The exercise> Tally every line featuring "with", then give that tally alone.

Data entries>
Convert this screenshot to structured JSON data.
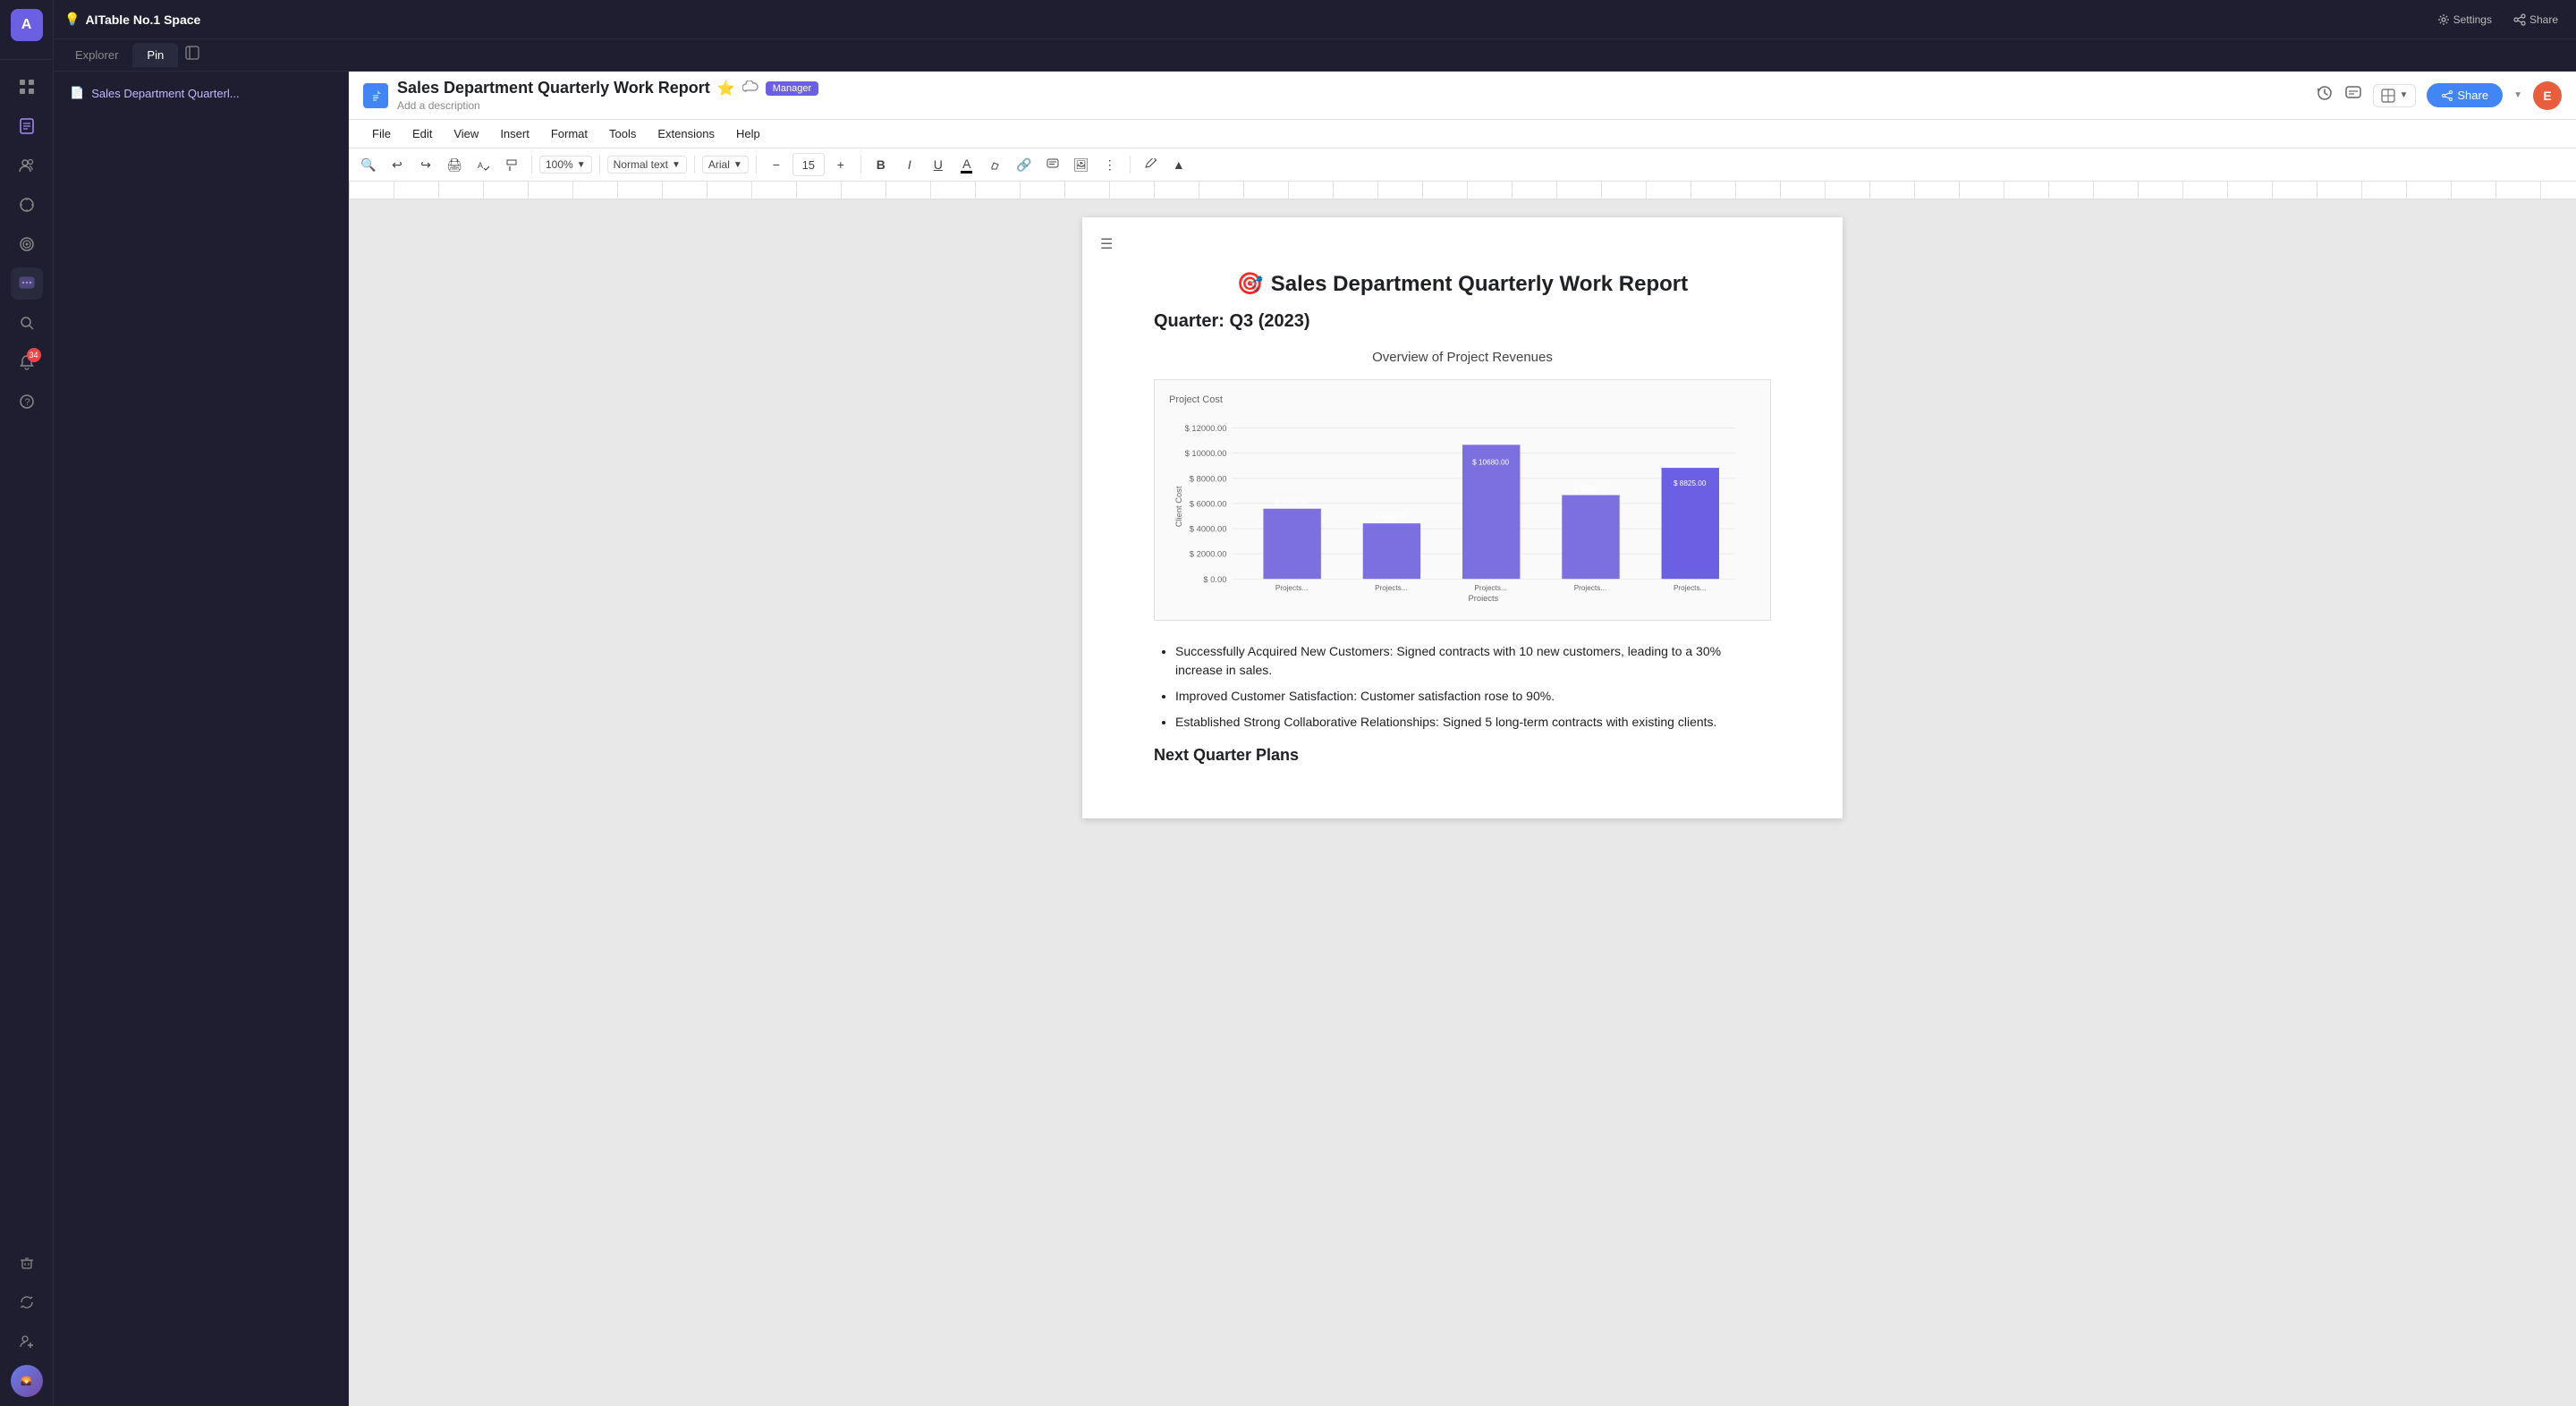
{
  "app": {
    "title": "AITable No.1 Space",
    "avatar_letter": "A"
  },
  "top_bar": {
    "title": "AITable No.1 Space",
    "settings_label": "Settings",
    "share_label": "Share"
  },
  "nav": {
    "explorer_label": "Explorer",
    "pin_label": "Pin"
  },
  "sidebar": {
    "icons": [
      "🏠",
      "📋",
      "👥",
      "🔭",
      "🎯",
      "💬",
      "🔍",
      "🔔",
      "❓"
    ]
  },
  "doc_nav": {
    "title": "Sales Department Quarterl...",
    "icon": "📄"
  },
  "document": {
    "title": "Sales Department Quarterly Work Report",
    "emoji": "🎯",
    "star": "★",
    "description_placeholder": "Add a description",
    "manager_badge": "Manager",
    "share_btn": "Share",
    "user_initial": "E",
    "quarter": "Quarter: Q3 (2023)",
    "chart_section_title": "Overview of Project Revenues",
    "chart_label": "Project Cost",
    "y_axis_label": "Client Cost",
    "x_axis_label": "Projects",
    "chart_bars": [
      {
        "label": "Projects...",
        "value": 5560,
        "display": "$ 5560.00"
      },
      {
        "label": "Projects...",
        "value": 4460,
        "display": "$ 4460.00"
      },
      {
        "label": "Projects...",
        "value": 10680,
        "display": "$ 10680.00"
      },
      {
        "label": "Projects...",
        "value": 6650,
        "display": "$ 6650.00"
      },
      {
        "label": "Projects...",
        "value": 8825,
        "display": "$ 8825.00"
      }
    ],
    "y_axis_values": [
      "$ 12000.00",
      "$ 10000.00",
      "$ 8000.00",
      "$ 6000.00",
      "$ 4000.00",
      "$ 2000.00",
      "$ 0.00"
    ],
    "bullet_points": [
      "Successfully Acquired New Customers: Signed contracts with 10 new customers, leading to a 30% increase in sales.",
      "Improved Customer Satisfaction: Customer satisfaction rose to 90%.",
      "Established Strong Collaborative Relationships: Signed 5 long-term contracts with existing clients."
    ],
    "next_quarter_heading": "Next Quarter Plans"
  },
  "toolbar": {
    "zoom": "100%",
    "text_style": "Normal text",
    "font": "Arial",
    "font_size": "15",
    "menu_items": [
      "File",
      "Edit",
      "View",
      "Insert",
      "Format",
      "Tools",
      "Extensions",
      "Help"
    ]
  },
  "colors": {
    "bar_fill": "#7c6fe0",
    "bar_fill_light": "#8b7fe8",
    "accent": "#6b5fe4",
    "doc_blue": "#4285f4"
  }
}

Task result> 2